● THE INPUT:
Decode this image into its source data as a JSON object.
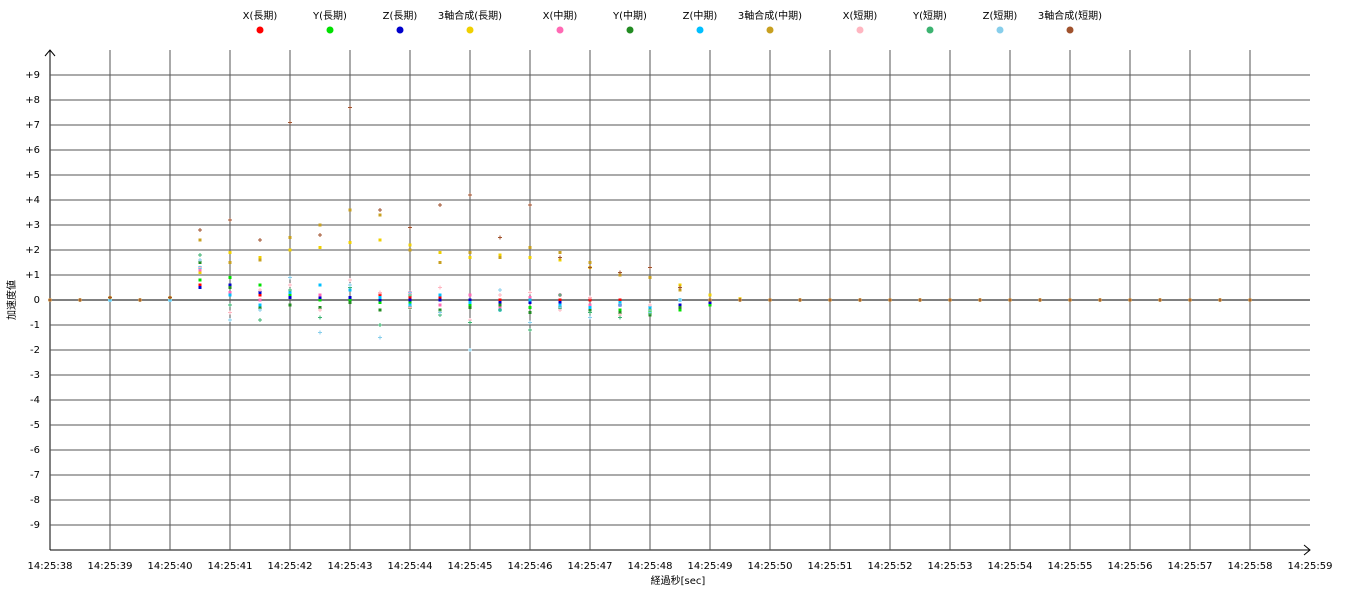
{
  "chart_data": {
    "type": "scatter",
    "x_label": "経過秒[sec]",
    "y_label": "加速度値",
    "xlim": [
      38,
      59
    ],
    "ylim": [
      -10,
      10
    ],
    "xticks": [
      {
        "value": 38,
        "label": "14:25:38"
      },
      {
        "value": 39,
        "label": "14:25:39"
      },
      {
        "value": 40,
        "label": "14:25:40"
      },
      {
        "value": 41,
        "label": "14:25:41"
      },
      {
        "value": 42,
        "label": "14:25:42"
      },
      {
        "value": 43,
        "label": "14:25:43"
      },
      {
        "value": 44,
        "label": "14:25:44"
      },
      {
        "value": 45,
        "label": "14:25:45"
      },
      {
        "value": 46,
        "label": "14:25:46"
      },
      {
        "value": 47,
        "label": "14:25:47"
      },
      {
        "value": 48,
        "label": "14:25:48"
      },
      {
        "value": 49,
        "label": "14:25:49"
      },
      {
        "value": 50,
        "label": "14:25:50"
      },
      {
        "value": 51,
        "label": "14:25:51"
      },
      {
        "value": 52,
        "label": "14:25:52"
      },
      {
        "value": 53,
        "label": "14:25:53"
      },
      {
        "value": 54,
        "label": "14:25:54"
      },
      {
        "value": 55,
        "label": "14:25:55"
      },
      {
        "value": 56,
        "label": "14:25:56"
      },
      {
        "value": 57,
        "label": "14:25:57"
      },
      {
        "value": 58,
        "label": "14:25:58"
      },
      {
        "value": 59,
        "label": "14:25:59"
      }
    ],
    "yticks": [
      {
        "value": 9,
        "label": "+9"
      },
      {
        "value": 8,
        "label": "+8"
      },
      {
        "value": 7,
        "label": "+7"
      },
      {
        "value": 6,
        "label": "+6"
      },
      {
        "value": 5,
        "label": "+5"
      },
      {
        "value": 4,
        "label": "+4"
      },
      {
        "value": 3,
        "label": "+3"
      },
      {
        "value": 2,
        "label": "+2"
      },
      {
        "value": 1,
        "label": "+1"
      },
      0,
      -1,
      -2,
      -3,
      -4,
      -5,
      -6,
      -7,
      -8,
      -9
    ],
    "grid": true,
    "x": [
      38,
      38.5,
      39,
      39.5,
      40,
      40.5,
      41,
      41.5,
      42,
      42.5,
      43,
      43.5,
      44,
      44.5,
      45,
      45.5,
      46,
      46.5,
      47,
      47.5,
      48,
      48.5,
      49,
      49.5,
      50,
      50.5,
      51,
      51.5,
      52,
      52.5,
      53,
      53.5,
      54,
      54.5,
      55,
      55.5,
      56,
      56.5,
      57,
      57.5,
      58
    ],
    "series": [
      {
        "name": "X(長期)",
        "color": "#ff0000",
        "values": [
          0,
          0,
          0,
          0,
          0,
          0.6,
          0.5,
          0.2,
          0.1,
          0.1,
          0.1,
          0.2,
          0.1,
          0.1,
          0,
          0,
          0,
          0,
          0,
          0,
          -0.3,
          -0.2,
          0,
          0,
          0,
          0,
          0,
          0,
          0,
          0,
          0,
          0,
          0,
          0,
          0,
          0,
          0,
          0,
          0,
          0,
          0
        ]
      },
      {
        "name": "Y(長期)",
        "color": "#00e000",
        "values": [
          0,
          0,
          0,
          0,
          0,
          0.8,
          0.9,
          0.6,
          0.2,
          0,
          0,
          -0.1,
          -0.1,
          -0.2,
          -0.2,
          -0.3,
          -0.3,
          -0.3,
          -0.3,
          -0.4,
          -0.5,
          -0.4,
          -0.2,
          0,
          0,
          0,
          0,
          0,
          0,
          0,
          0,
          0,
          0,
          0,
          0,
          0,
          0,
          0,
          0,
          0,
          0
        ]
      },
      {
        "name": "Z(長期)",
        "color": "#0000cc",
        "values": [
          0,
          0,
          0,
          0,
          0,
          0.5,
          0.6,
          0.3,
          0.1,
          0.1,
          0.1,
          0,
          0,
          0,
          0,
          -0.1,
          -0.1,
          -0.1,
          -0.2,
          -0.2,
          -0.3,
          -0.2,
          -0.1,
          0,
          0,
          0,
          0,
          0,
          0,
          0,
          0,
          0,
          0,
          0,
          0,
          0,
          0,
          0,
          0,
          0,
          0
        ]
      },
      {
        "name": "3軸合成(長期)",
        "color": "#f0d000",
        "values": [
          0,
          0,
          0,
          0,
          0,
          1.1,
          1.9,
          1.7,
          2.0,
          2.1,
          2.3,
          2.4,
          2.2,
          1.9,
          1.7,
          1.8,
          1.7,
          1.6,
          1.3,
          1.0,
          0.9,
          0.6,
          0.2,
          0.05,
          0,
          0,
          0,
          0,
          0,
          0,
          0,
          0,
          0,
          0,
          0,
          0,
          0,
          0,
          0,
          0,
          0
        ]
      },
      {
        "name": "X(中期)",
        "color": "#ff69b4",
        "values": [
          0,
          0,
          0,
          0,
          0,
          1.2,
          0.3,
          0,
          0.3,
          0.2,
          0.4,
          0.1,
          0.3,
          -0.2,
          0.2,
          -0.3,
          0.1,
          0.2,
          -0.2,
          -0.5,
          -0.3,
          0,
          0,
          0,
          0,
          0,
          0,
          0,
          0,
          0,
          0,
          0,
          0,
          0,
          0,
          0,
          0,
          0,
          0,
          0,
          0
        ]
      },
      {
        "name": "Y(中期)",
        "color": "#228b22",
        "values": [
          0,
          0,
          0,
          0,
          0,
          1.5,
          0.5,
          -0.3,
          -0.2,
          -0.3,
          -0.1,
          -0.4,
          -0.3,
          -0.4,
          -0.3,
          -0.2,
          -0.5,
          -0.3,
          -0.4,
          -0.5,
          -0.6,
          -0.3,
          0,
          0,
          0,
          0,
          0,
          0,
          0,
          0,
          0,
          0,
          0,
          0,
          0,
          0,
          0,
          0,
          0,
          0,
          0
        ]
      },
      {
        "name": "Z(中期)",
        "color": "#00bfff",
        "values": [
          0,
          0,
          0,
          0,
          0,
          1.3,
          0.2,
          -0.2,
          0.3,
          0.6,
          0.4,
          0.1,
          -0.2,
          0.2,
          -0.1,
          -0.4,
          0,
          -0.2,
          -0.3,
          -0.1,
          -0.3,
          0,
          0,
          0,
          0,
          0,
          0,
          0,
          0,
          0,
          0,
          0,
          0,
          0,
          0,
          0,
          0,
          0,
          0,
          0,
          0
        ]
      },
      {
        "name": "3軸合成(中期)",
        "color": "#c8a020",
        "values": [
          0,
          0,
          0.1,
          0,
          0.1,
          2.4,
          1.5,
          1.6,
          2.5,
          3.0,
          3.6,
          3.4,
          2.0,
          1.5,
          1.9,
          1.7,
          2.1,
          1.9,
          1.5,
          1.0,
          0.9,
          0.4,
          0,
          0,
          0,
          0,
          0,
          0,
          0,
          0,
          0,
          0,
          0,
          0,
          0,
          0,
          0,
          0,
          0,
          0,
          0
        ]
      },
      {
        "name": "X(短期)",
        "color": "#ffb6c1",
        "values": [
          0,
          0,
          0,
          0,
          0,
          1.3,
          -0.5,
          0.4,
          0.6,
          -0.4,
          0.8,
          0.3,
          -0.3,
          0.5,
          -0.8,
          0.2,
          0.3,
          -0.4,
          0.1,
          -0.6,
          -0.2,
          0,
          0,
          0,
          0,
          0,
          0,
          0,
          0,
          0,
          0,
          0,
          0,
          0,
          0,
          0,
          0,
          0,
          0,
          0,
          0
        ]
      },
      {
        "name": "Y(短期)",
        "color": "#3cb371",
        "values": [
          0,
          0,
          0,
          0,
          0,
          1.8,
          -0.2,
          -0.8,
          0.4,
          -0.7,
          0.5,
          -1.0,
          0.2,
          -0.6,
          -0.9,
          -0.4,
          -1.2,
          0.2,
          -0.5,
          -0.7,
          -0.4,
          0,
          0,
          0,
          0,
          0,
          0,
          0,
          0,
          0,
          0,
          0,
          0,
          0,
          0,
          0,
          0,
          0,
          0,
          0,
          0
        ]
      },
      {
        "name": "Z(短期)",
        "color": "#87ceeb",
        "values": [
          0,
          0,
          0,
          0,
          0,
          1.6,
          -0.8,
          -0.4,
          0.9,
          -1.3,
          0.6,
          -1.5,
          0.3,
          -0.5,
          -2.0,
          0.4,
          -0.9,
          -0.3,
          -0.7,
          -0.2,
          -0.5,
          0,
          0,
          0,
          0,
          0,
          0,
          0,
          0,
          0,
          0,
          0,
          0,
          0,
          0,
          0,
          0,
          0,
          0,
          0,
          0
        ]
      },
      {
        "name": "3軸合成(短期)",
        "color": "#a0522d",
        "values": [
          0,
          0,
          0.1,
          0,
          0.1,
          2.8,
          3.2,
          2.4,
          7.1,
          2.6,
          7.7,
          3.6,
          2.9,
          3.8,
          4.2,
          2.5,
          3.8,
          1.7,
          1.3,
          1.1,
          1.3,
          0.5,
          0,
          0,
          0,
          0,
          0,
          0,
          0,
          0,
          0,
          0,
          0,
          0,
          0,
          0,
          0,
          0,
          0,
          0,
          0
        ]
      }
    ]
  }
}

● WHAT IS EXPECTED: Copy each line of the preceding data that contains the string "color".

● RESULT FOR THIS EXERCISE:
        "color": "#ff0000",
        "color": "#00e000",
        "color": "#0000cc",
        "color": "#f0d000",
        "color": "#ff69b4",
        "color": "#228b22",
        "color": "#00bfff",
        "color": "#c8a020",
        "color": "#ffb6c1",
        "color": "#3cb371",
        "color": "#87ceeb",
        "color": "#a0522d",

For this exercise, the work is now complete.